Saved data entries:
——

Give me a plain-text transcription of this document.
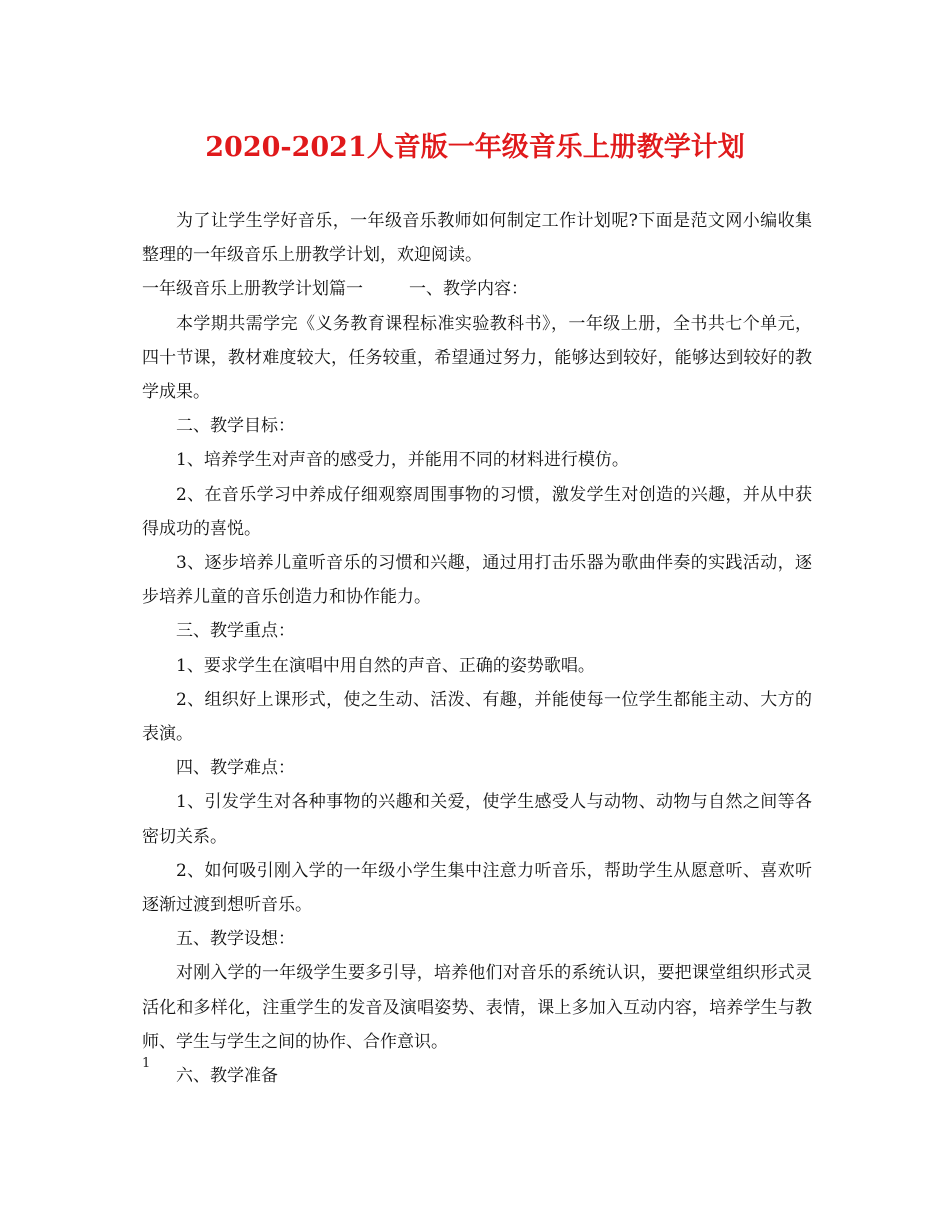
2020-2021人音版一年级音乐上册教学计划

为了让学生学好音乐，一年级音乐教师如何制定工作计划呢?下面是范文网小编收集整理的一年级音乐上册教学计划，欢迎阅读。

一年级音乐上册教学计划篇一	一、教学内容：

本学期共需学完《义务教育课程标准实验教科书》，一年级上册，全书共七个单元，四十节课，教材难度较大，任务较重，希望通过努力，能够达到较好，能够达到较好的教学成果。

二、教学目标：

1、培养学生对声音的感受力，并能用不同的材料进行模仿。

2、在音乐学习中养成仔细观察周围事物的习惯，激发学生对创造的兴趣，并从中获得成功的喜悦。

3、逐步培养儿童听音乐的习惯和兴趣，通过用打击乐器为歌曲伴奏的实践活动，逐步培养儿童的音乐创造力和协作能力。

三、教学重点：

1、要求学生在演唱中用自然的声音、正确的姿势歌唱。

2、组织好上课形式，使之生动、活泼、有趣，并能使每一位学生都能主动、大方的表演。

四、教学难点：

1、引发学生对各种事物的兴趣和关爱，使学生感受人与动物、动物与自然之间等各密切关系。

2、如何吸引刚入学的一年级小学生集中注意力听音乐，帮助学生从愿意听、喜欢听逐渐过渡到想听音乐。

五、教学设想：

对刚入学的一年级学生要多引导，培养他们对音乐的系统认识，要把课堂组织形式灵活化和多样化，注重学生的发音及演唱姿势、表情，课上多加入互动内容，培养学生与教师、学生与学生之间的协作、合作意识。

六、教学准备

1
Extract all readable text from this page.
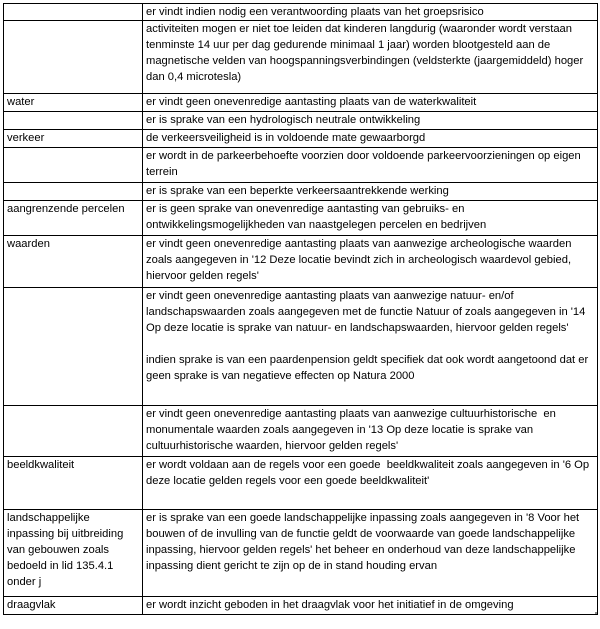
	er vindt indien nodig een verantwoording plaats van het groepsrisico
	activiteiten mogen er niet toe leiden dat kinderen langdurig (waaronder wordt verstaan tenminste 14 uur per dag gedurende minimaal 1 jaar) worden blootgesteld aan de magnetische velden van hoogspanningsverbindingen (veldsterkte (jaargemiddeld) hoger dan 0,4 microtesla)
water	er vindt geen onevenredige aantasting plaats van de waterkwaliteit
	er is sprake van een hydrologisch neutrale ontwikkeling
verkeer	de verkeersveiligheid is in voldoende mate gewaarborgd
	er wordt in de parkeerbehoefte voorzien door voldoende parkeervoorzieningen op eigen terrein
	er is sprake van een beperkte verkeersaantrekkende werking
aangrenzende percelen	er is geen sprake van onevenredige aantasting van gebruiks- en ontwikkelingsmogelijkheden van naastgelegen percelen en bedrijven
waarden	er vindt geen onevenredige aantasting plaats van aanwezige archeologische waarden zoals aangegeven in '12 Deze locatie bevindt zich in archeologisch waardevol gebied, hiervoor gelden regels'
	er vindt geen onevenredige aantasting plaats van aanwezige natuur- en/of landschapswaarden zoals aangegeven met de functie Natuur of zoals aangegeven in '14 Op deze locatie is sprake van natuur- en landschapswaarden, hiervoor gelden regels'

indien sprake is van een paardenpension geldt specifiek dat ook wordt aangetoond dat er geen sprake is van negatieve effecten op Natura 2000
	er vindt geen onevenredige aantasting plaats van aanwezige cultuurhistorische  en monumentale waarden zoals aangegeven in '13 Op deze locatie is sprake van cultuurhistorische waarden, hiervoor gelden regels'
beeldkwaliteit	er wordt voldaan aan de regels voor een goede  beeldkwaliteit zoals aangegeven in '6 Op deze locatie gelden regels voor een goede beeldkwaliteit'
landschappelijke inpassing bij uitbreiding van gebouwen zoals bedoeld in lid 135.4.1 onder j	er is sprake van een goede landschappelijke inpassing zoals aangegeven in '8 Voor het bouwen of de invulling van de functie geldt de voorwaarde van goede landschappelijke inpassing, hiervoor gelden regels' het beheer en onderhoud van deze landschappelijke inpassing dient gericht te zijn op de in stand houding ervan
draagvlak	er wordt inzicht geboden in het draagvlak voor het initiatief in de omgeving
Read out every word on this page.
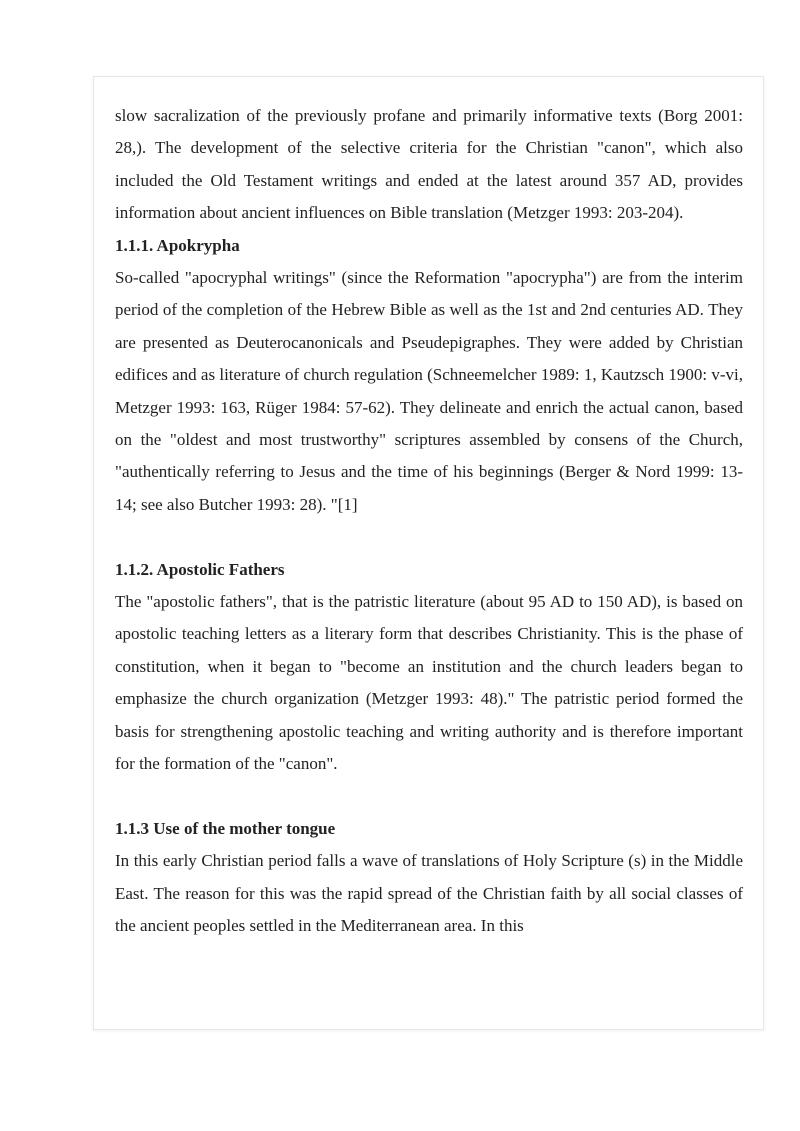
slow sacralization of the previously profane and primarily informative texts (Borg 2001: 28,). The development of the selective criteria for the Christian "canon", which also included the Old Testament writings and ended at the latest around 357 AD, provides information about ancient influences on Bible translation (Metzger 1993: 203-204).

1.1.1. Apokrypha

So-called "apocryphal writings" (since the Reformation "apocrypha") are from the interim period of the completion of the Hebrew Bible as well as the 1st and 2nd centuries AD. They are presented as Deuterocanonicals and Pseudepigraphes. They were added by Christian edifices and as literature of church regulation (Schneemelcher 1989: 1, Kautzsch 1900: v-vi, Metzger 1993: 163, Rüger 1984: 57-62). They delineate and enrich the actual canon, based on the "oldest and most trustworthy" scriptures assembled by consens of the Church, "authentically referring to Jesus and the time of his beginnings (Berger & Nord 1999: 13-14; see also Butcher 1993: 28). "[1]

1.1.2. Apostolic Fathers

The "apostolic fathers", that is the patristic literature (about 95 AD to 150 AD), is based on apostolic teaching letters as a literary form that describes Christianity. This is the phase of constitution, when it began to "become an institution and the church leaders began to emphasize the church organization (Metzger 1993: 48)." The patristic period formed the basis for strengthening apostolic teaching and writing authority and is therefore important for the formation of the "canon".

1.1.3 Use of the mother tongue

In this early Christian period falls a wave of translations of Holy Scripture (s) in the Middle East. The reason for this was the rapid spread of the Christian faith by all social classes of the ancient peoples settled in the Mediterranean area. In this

——

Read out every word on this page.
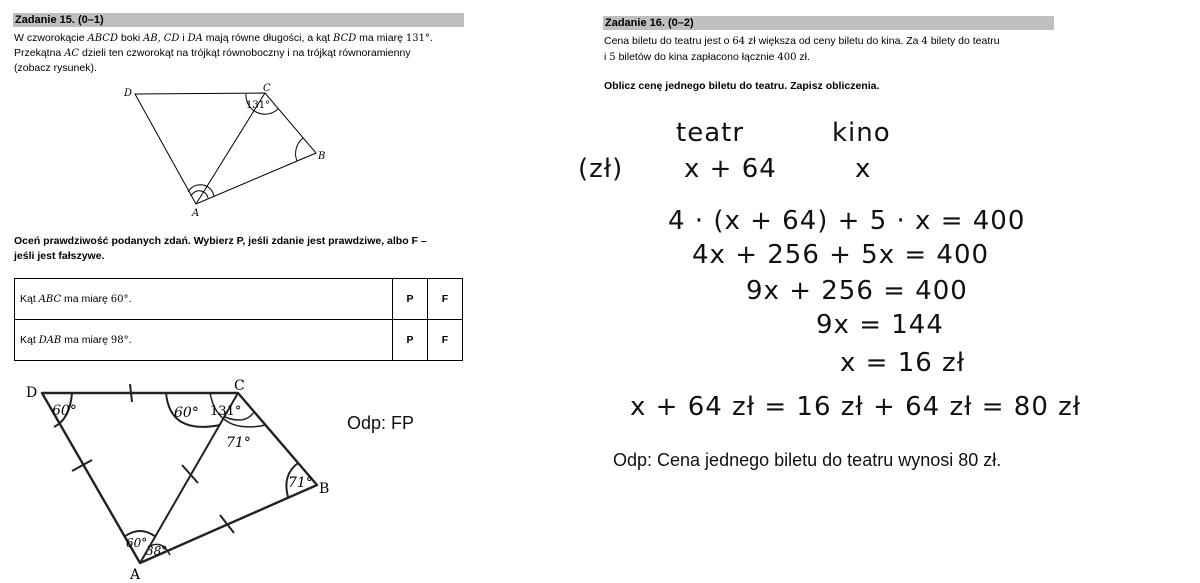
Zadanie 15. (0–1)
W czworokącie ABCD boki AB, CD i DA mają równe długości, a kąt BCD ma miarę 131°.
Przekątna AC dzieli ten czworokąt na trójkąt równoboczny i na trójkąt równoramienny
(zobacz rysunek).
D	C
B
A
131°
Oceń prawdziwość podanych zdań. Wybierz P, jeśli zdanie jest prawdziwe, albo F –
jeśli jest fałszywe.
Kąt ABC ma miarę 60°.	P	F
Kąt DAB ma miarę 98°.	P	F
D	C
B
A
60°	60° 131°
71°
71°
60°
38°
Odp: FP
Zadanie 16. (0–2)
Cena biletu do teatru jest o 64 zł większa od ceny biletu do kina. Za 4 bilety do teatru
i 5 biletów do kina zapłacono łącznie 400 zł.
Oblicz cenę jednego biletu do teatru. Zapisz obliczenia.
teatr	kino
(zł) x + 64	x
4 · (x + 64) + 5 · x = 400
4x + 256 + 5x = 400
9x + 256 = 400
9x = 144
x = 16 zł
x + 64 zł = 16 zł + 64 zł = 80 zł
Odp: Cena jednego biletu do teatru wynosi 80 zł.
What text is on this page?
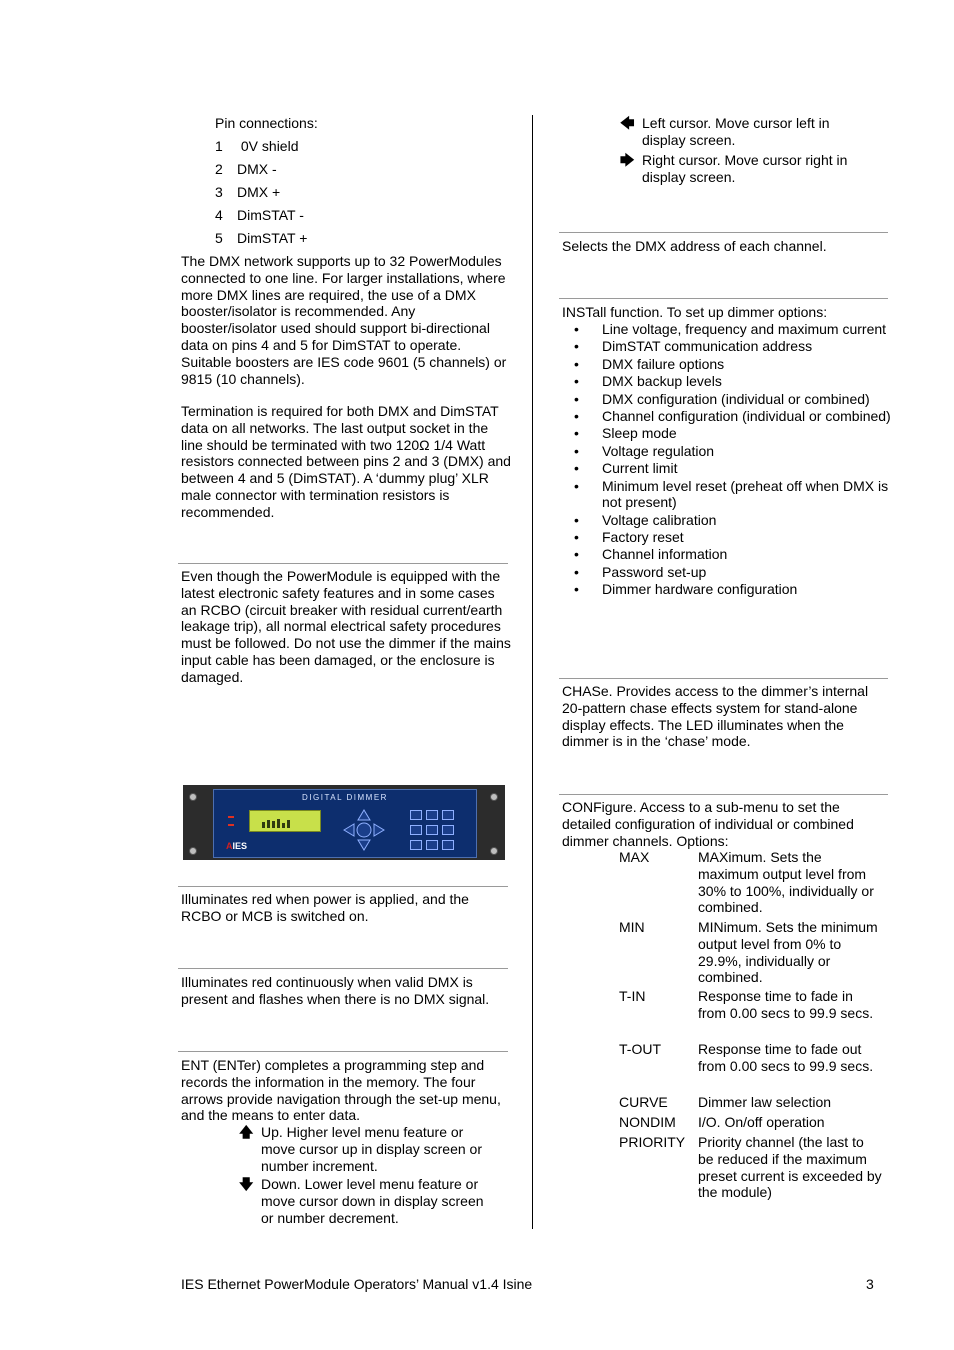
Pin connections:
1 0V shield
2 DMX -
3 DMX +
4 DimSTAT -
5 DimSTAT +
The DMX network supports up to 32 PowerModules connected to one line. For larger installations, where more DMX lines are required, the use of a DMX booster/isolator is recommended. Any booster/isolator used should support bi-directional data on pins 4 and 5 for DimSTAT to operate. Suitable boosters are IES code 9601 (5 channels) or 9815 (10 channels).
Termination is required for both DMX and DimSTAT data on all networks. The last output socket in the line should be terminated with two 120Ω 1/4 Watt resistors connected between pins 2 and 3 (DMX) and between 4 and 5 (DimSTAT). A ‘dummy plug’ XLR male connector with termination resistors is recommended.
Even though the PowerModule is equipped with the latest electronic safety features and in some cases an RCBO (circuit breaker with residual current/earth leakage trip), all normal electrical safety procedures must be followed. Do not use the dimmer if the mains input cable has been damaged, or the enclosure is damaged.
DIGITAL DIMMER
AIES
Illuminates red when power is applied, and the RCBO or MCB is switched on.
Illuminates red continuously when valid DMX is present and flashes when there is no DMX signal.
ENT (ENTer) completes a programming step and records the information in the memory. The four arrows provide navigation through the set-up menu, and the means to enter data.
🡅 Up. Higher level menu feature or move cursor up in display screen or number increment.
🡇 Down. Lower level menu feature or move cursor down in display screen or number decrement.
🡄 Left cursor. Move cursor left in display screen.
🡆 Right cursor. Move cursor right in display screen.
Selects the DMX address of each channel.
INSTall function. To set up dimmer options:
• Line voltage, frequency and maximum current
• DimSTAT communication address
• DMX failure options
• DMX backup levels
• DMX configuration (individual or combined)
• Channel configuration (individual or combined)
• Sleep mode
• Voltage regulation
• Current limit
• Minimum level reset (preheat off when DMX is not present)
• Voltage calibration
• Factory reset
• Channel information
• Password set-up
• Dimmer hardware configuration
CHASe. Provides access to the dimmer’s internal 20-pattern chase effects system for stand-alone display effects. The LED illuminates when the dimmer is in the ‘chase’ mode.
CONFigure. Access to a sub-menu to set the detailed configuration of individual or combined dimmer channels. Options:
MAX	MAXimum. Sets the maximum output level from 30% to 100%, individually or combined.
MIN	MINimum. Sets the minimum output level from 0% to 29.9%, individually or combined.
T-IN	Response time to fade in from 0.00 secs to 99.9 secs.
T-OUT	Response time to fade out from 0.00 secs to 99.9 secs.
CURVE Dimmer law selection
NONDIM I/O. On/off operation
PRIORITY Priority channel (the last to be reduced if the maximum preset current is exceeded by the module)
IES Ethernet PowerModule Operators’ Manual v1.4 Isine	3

——

> _Instructions to follow_: Select every line in the material above where the string "screen" occurs, and copy it.

> _Complete output_:
🡅 Up. Higher level menu feature or move cursor up in display screen or number increment.
🡇 Down. Lower level menu feature or move cursor down in display screen or number decrement.
🡄 Left cursor. Move cursor left in display screen.
🡆 Right cursor. Move cursor right in display screen.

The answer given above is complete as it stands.